◆ Texte à lire:
····················

En bon linguiste, Jean-Claude Milner s’arrête sur les procédures langagières qui permettent à Barthes d’habiter la Caverne et de l’illuminer. Il y a le recours à la majuscule, véritable marque de fabrique, mais aussi l’utilisation de l’article défini singulier (le Signe, la Délicatesse), et surtout, figure ou opération décisive : l’énallage, ou translation, c’est-à-dire la façon de faire dériver un adjectif vers le substantif (le mou, le nappé, et bientôt, avec une majuscule, le Neutre).
Cela ouvre à la possibilité d’une science de l’idéologie. Car Barthes, dès ses premiers textes, s’attaque au langage dans sa reproductibilité réifiée (le slogan, le stéréotype social, la doxa parlée), et c’est précisément face à cette communication de masse cherchant toujours à se fonder en nature qu’il recourra à l’Idée pour parvenir à qualifier les objets sociaux modernes, dans un élargissement sans précédent de « l’idéalisable ». « Y a-t-il une idée du sec, de l’humide, de l’obtus ? Parménide même, qui ne reculait pas devant la crasse ou le poil, aurait peut-être hésité. Barthes y va sans trembler. »

····················

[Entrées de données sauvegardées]

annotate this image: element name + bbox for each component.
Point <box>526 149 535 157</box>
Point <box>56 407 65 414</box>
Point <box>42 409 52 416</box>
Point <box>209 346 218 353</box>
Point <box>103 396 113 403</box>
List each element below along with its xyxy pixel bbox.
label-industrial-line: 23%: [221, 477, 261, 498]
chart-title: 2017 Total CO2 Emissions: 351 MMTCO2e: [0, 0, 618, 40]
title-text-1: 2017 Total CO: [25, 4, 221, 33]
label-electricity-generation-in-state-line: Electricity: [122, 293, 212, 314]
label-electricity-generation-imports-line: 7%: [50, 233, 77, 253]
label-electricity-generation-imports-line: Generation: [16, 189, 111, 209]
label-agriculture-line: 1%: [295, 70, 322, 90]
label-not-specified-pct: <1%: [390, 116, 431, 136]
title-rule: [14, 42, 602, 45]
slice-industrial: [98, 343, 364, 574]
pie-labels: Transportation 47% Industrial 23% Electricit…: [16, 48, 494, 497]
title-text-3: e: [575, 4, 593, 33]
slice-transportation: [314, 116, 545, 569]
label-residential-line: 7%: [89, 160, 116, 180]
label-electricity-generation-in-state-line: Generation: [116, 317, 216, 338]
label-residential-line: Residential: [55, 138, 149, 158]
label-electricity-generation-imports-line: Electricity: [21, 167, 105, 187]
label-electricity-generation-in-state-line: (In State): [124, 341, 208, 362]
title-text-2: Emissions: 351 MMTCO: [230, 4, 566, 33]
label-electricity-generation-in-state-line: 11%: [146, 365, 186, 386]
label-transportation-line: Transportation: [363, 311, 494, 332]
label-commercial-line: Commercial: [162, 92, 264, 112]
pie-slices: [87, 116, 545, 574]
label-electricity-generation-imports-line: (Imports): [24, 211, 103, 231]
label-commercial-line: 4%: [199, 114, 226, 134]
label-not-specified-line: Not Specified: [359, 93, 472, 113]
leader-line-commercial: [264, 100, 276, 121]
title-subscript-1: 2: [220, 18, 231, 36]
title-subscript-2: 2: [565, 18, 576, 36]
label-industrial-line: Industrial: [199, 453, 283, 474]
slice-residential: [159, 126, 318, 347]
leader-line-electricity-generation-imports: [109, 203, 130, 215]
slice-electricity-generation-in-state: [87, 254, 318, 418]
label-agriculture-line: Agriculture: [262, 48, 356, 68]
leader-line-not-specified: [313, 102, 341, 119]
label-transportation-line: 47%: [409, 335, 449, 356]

····················

◆ Travail demandé:
1 – Reproduisez le passage du texte sur la langue de Barthes compris entre « En bon linguiste, Jean-Claude » et « majuscule, le Neutre). », ces deux bornes incluses.
2 – Prolongez le texte sur la langue de Barthes en rédigeant la suite qui vient après sa dernière phrase.

◆ Réponses rédigées:
1 –
En bon linguiste, Jean-Claude Milner s’arrête sur les procédures langagières qui permettent à Barthes d’habiter la Caverne et de l’illuminer. Il y a le recours à la majuscule, véritable marque de fabrique, mais aussi l’utilisation de l’article défini singulier (le Signe, la Délicatesse), et surtout, figure ou opération décisive : l’énallage, ou translation, c’est-à-dire la façon de faire dériver un adjectif vers le substantif (le mou, le nappé, et bientôt, avec une majuscule, le Neutre).

2 –
Avec Le Degré zéro de l’écriture, les Mythologies, puis la sémiologie et l’analyse structurale des signes, Barthes met tout en œuvre pour éclairer la Caverne, et par là même le fonctionnement de l’idéologie comme filtrage des qualités sensibles du monde par la langue (dans un prolongement de Marx permis par Saussure). « Si de la Caverne on ne peut sortir, comment faire que la Nausée soit évitable ? » : question cruciale en effet, qui détermine l’ambition critique mais porte aussi en elle, peut-être, une bonne part d’explication quant à l’impossibilité du Roman chez Barthes : toujours soucieux d’une forme d’aise et de plaisir (quoique fasciné par la jouissance), et probablement enclin à ne pas (trop) souffrir, il n’a pas plongé.
On ne peut entrer ici dans le détail déjà si condensé et cristallin des analyses de Milner, qui aborde notamment les relations avec Brecht (engouement puis détachement progressif), Sartre (adhésion initiale et fondatrice, puis opposition, et retour), ou encore Walter Benjamin (largement ignoré quoique probablement lu sur des objets partagés), tout cela finissant par composer une vaste mosaïque dont les lignes de force sont le marxisme, la phénoménologie et le structuralisme dans leurs rapports si complexes.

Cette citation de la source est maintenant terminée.